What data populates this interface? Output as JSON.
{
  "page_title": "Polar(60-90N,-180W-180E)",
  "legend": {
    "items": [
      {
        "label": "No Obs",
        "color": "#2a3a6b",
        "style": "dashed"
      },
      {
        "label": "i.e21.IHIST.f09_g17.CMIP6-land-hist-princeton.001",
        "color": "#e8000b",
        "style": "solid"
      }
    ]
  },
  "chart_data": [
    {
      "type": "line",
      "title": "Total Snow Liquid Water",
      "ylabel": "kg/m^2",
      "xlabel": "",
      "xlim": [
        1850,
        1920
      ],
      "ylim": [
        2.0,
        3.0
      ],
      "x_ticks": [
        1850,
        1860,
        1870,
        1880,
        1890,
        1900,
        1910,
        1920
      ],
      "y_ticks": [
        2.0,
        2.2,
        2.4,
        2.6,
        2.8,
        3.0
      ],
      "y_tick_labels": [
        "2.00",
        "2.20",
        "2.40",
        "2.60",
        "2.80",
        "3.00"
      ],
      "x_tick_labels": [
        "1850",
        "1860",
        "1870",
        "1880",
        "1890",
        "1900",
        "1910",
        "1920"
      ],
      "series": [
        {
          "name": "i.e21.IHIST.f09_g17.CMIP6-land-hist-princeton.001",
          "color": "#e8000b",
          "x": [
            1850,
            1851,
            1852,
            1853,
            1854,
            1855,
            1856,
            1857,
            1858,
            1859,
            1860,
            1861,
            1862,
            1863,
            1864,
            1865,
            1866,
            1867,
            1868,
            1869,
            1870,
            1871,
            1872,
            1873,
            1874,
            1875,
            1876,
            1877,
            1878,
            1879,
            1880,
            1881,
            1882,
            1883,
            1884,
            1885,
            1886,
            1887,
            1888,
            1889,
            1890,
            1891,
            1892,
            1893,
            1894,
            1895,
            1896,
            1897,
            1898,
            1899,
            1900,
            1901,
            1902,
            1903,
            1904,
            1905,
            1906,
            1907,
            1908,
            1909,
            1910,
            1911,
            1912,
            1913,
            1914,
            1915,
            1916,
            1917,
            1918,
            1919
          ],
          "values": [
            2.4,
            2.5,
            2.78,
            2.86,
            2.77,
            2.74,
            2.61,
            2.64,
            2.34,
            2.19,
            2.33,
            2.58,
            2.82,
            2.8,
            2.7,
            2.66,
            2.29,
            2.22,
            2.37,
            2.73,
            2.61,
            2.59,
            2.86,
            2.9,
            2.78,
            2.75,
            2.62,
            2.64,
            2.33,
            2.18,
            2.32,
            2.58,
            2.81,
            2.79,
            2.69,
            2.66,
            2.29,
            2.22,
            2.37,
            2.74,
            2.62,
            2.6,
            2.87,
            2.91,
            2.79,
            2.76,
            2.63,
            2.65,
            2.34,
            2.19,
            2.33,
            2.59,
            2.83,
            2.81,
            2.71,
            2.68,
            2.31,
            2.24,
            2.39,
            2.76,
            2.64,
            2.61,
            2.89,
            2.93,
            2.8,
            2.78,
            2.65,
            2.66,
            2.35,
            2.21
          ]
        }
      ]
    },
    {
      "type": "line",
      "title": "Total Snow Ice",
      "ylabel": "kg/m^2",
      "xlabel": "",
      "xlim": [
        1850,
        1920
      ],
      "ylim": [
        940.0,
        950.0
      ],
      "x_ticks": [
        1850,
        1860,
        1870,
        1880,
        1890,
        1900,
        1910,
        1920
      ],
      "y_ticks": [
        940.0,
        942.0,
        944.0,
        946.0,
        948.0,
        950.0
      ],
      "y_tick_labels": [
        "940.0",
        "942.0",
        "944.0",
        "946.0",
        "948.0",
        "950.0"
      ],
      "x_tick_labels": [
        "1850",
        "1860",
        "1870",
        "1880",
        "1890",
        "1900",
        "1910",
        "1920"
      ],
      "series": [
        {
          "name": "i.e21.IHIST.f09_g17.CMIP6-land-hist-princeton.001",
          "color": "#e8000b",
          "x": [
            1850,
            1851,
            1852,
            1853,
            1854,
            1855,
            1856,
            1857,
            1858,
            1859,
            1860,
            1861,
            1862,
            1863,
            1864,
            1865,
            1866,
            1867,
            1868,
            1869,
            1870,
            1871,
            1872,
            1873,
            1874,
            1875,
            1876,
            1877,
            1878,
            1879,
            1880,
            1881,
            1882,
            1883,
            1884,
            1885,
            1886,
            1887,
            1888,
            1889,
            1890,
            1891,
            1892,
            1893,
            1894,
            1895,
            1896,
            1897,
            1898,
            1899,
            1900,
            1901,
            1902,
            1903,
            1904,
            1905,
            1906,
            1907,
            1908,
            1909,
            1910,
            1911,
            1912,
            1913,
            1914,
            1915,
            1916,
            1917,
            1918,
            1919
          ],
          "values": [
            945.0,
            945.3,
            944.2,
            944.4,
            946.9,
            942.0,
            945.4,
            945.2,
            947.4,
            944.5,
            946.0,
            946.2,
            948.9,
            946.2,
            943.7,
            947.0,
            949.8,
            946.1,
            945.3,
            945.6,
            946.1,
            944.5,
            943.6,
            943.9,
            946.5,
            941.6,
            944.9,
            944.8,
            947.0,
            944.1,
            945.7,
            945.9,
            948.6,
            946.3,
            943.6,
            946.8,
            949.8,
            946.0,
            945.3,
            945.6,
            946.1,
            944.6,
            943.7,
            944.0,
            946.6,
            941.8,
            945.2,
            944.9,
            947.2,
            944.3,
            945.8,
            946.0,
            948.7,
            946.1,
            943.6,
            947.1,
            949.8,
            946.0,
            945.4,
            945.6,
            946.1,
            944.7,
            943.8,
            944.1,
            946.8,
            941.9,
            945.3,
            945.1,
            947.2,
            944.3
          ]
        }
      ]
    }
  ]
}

========================================

## EXERCISE TASK
In the material above, find each line that contains the word "Total", and select it.

## CORRECT RESPONSE
      "title": "Total Snow Liquid Water",
      "title": "Total Snow Ice",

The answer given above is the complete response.